> Exercise directions
Quote every entry word for word.

> Material provided
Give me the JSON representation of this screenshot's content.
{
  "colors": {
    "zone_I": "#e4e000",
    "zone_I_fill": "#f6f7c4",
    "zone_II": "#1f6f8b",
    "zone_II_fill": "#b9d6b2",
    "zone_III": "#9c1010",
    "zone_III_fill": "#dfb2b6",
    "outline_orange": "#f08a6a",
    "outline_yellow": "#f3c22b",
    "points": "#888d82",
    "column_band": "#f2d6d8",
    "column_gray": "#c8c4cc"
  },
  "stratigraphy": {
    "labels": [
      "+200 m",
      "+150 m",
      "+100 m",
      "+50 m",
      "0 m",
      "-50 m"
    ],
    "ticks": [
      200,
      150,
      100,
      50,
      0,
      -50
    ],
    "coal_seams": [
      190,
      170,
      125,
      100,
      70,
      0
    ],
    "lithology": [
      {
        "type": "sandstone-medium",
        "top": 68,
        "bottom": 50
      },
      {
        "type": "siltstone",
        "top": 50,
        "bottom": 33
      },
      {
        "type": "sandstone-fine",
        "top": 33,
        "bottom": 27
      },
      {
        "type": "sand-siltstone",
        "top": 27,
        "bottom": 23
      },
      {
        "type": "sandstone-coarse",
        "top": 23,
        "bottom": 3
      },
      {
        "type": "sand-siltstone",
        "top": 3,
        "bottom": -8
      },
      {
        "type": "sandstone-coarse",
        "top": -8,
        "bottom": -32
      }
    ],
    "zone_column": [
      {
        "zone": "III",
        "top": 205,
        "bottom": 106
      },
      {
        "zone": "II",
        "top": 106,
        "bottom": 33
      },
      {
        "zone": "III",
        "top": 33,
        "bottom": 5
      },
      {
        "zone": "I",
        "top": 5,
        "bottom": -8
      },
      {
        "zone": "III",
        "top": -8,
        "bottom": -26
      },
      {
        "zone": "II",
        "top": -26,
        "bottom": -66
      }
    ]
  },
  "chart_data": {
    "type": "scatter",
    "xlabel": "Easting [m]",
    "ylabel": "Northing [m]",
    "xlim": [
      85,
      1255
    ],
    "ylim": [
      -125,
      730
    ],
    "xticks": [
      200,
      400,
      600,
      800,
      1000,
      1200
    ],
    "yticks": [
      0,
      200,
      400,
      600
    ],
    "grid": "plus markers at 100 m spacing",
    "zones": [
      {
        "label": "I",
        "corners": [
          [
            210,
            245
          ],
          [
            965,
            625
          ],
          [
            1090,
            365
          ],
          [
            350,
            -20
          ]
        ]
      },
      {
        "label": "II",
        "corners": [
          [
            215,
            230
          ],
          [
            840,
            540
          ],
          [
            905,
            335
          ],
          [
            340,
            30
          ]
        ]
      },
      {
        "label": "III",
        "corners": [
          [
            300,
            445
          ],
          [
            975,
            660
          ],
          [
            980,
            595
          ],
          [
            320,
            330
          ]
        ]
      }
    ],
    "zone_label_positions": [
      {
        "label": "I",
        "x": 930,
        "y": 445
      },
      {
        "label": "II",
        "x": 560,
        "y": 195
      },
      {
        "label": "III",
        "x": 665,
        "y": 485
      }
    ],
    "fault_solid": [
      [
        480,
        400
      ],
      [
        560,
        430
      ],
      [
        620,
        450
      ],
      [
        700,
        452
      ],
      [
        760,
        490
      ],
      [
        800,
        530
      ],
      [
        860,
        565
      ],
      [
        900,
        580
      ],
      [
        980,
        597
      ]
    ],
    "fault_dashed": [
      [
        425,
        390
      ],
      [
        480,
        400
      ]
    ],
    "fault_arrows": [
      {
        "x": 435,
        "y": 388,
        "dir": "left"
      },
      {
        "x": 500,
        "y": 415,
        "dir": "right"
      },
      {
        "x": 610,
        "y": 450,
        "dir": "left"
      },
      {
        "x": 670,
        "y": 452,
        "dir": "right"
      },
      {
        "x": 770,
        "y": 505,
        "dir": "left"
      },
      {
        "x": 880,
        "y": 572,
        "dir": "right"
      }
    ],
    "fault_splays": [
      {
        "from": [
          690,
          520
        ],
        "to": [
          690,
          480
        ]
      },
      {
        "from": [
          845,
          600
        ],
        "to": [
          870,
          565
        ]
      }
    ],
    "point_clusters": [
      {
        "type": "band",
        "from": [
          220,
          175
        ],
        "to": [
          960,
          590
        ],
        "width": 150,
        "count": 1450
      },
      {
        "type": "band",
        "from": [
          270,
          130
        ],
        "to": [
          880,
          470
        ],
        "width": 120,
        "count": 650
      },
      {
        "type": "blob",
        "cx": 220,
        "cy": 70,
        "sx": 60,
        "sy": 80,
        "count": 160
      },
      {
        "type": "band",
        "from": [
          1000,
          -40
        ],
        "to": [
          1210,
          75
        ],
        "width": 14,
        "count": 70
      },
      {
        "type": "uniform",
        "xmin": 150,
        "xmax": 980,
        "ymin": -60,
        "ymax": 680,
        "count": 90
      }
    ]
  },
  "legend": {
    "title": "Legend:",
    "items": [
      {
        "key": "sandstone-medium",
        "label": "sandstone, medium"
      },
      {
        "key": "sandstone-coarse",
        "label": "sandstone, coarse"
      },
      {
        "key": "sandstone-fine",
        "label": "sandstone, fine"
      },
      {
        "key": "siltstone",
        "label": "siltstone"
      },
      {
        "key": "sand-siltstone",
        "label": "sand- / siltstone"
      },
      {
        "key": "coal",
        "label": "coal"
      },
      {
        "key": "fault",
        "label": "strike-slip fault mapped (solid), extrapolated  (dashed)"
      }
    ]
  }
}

> Task answer
Give me the JSON representation of this screenshot's content.
{
  "colors": {
    "zone_I": "#e4e000",
    "zone_I_fill": "#f6f7c4",
    "zone_II": "#1f6f8b",
    "zone_II_fill": "#b9d6b2",
    "zone_III": "#9c1010",
    "zone_III_fill": "#dfb2b6",
    "outline_orange": "#f08a6a",
    "outline_yellow": "#f3c22b",
    "points": "#888d82",
    "column_band": "#f2d6d8",
    "column_gray": "#c8c4cc"
  },
  "stratigraphy": {
    "labels": [
      "+200 m",
      "+150 m",
      "+100 m",
      "+50 m",
      "0 m",
      "-50 m"
    ],
    "ticks": [
      200,
      150,
      100,
      50,
      0,
      -50
    ],
    "coal_seams": [
      190,
      170,
      125,
      100,
      70,
      0
    ],
    "lithology": [
      {
        "type": "sandstone-medium",
        "top": 68,
        "bottom": 50
      },
      {
        "type": "siltstone",
        "top": 50,
        "bottom": 33
      },
      {
        "type": "sandstone-fine",
        "top": 33,
        "bottom": 27
      },
      {
        "type": "sand-siltstone",
        "top": 27,
        "bottom": 23
      },
      {
        "type": "sandstone-coarse",
        "top": 23,
        "bottom": 3
      },
      {
        "type": "sand-siltstone",
        "top": 3,
        "bottom": -8
      },
      {
        "type": "sandstone-coarse",
        "top": -8,
        "bottom": -32
      }
    ],
    "zone_column": [
      {
        "zone": "III",
        "top": 205,
        "bottom": 106
      },
      {
        "zone": "II",
        "top": 106,
        "bottom": 33
      },
      {
        "zone": "III",
        "top": 33,
        "bottom": 5
      },
      {
        "zone": "I",
        "top": 5,
        "bottom": -8
      },
      {
        "zone": "III",
        "top": -8,
        "bottom": -26
      },
      {
        "zone": "II",
        "top": -26,
        "bottom": -66
      }
    ]
  },
  "chart_data": {
    "type": "scatter",
    "xlabel": "Easting [m]",
    "ylabel": "Northing [m]",
    "xlim": [
      85,
      1255
    ],
    "ylim": [
      -125,
      730
    ],
    "xticks": [
      200,
      400,
      600,
      800,
      1000,
      1200
    ],
    "yticks": [
      0,
      200,
      400,
      600
    ],
    "grid": "plus markers at 100 m spacing",
    "zones": [
      {
        "label": "I",
        "corners": [
          [
            210,
            245
          ],
          [
            965,
            625
          ],
          [
            1090,
            365
          ],
          [
            350,
            -20
          ]
        ]
      },
      {
        "label": "II",
        "corners": [
          [
            215,
            230
          ],
          [
            840,
            540
          ],
          [
            905,
            335
          ],
          [
            340,
            30
          ]
        ]
      },
      {
        "label": "III",
        "corners": [
          [
            300,
            445
          ],
          [
            975,
            660
          ],
          [
            980,
            595
          ],
          [
            320,
            330
          ]
        ]
      }
    ],
    "zone_label_positions": [
      {
        "label": "I",
        "x": 930,
        "y": 445
      },
      {
        "label": "II",
        "x": 560,
        "y": 195
      },
      {
        "label": "III",
        "x": 665,
        "y": 485
      }
    ],
    "fault_solid": [
      [
        480,
        400
      ],
      [
        560,
        430
      ],
      [
        620,
        450
      ],
      [
        700,
        452
      ],
      [
        760,
        490
      ],
      [
        800,
        530
      ],
      [
        860,
        565
      ],
      [
        900,
        580
      ],
      [
        980,
        597
      ]
    ],
    "fault_dashed": [
      [
        425,
        390
      ],
      [
        480,
        400
      ]
    ],
    "fault_arrows": [
      {
        "x": 435,
        "y": 388,
        "dir": "left"
      },
      {
        "x": 500,
        "y": 415,
        "dir": "right"
      },
      {
        "x": 610,
        "y": 450,
        "dir": "left"
      },
      {
        "x": 670,
        "y": 452,
        "dir": "right"
      },
      {
        "x": 770,
        "y": 505,
        "dir": "left"
      },
      {
        "x": 880,
        "y": 572,
        "dir": "right"
      }
    ],
    "fault_splays": [
      {
        "from": [
          690,
          520
        ],
        "to": [
          690,
          480
        ]
      },
      {
        "from": [
          845,
          600
        ],
        "to": [
          870,
          565
        ]
      }
    ],
    "point_clusters": [
      {
        "type": "band",
        "from": [
          220,
          175
        ],
        "to": [
          960,
          590
        ],
        "width": 150,
        "count": 1450
      },
      {
        "type": "band",
        "from": [
          270,
          130
        ],
        "to": [
          880,
          470
        ],
        "width": 120,
        "count": 650
      },
      {
        "type": "blob",
        "cx": 220,
        "cy": 70,
        "sx": 60,
        "sy": 80,
        "count": 160
      },
      {
        "type": "band",
        "from": [
          1000,
          -40
        ],
        "to": [
          1210,
          75
        ],
        "width": 14,
        "count": 70
      },
      {
        "type": "uniform",
        "xmin": 150,
        "xmax": 980,
        "ymin": -60,
        "ymax": 680,
        "count": 90
      }
    ]
  },
  "legend": {
    "title": "Legend:",
    "items": [
      {
        "key": "sandstone-medium",
        "label": "sandstone, medium"
      },
      {
        "key": "sandstone-coarse",
        "label": "sandstone, coarse"
      },
      {
        "key": "sandstone-fine",
        "label": "sandstone, fine"
      },
      {
        "key": "siltstone",
        "label": "siltstone"
      },
      {
        "key": "sand-siltstone",
        "label": "sand- / siltstone"
      },
      {
        "key": "coal",
        "label": "coal"
      },
      {
        "key": "fault",
        "label": "strike-slip fault mapped (solid), extrapolated  (dashed)"
      }
    ]
  }
}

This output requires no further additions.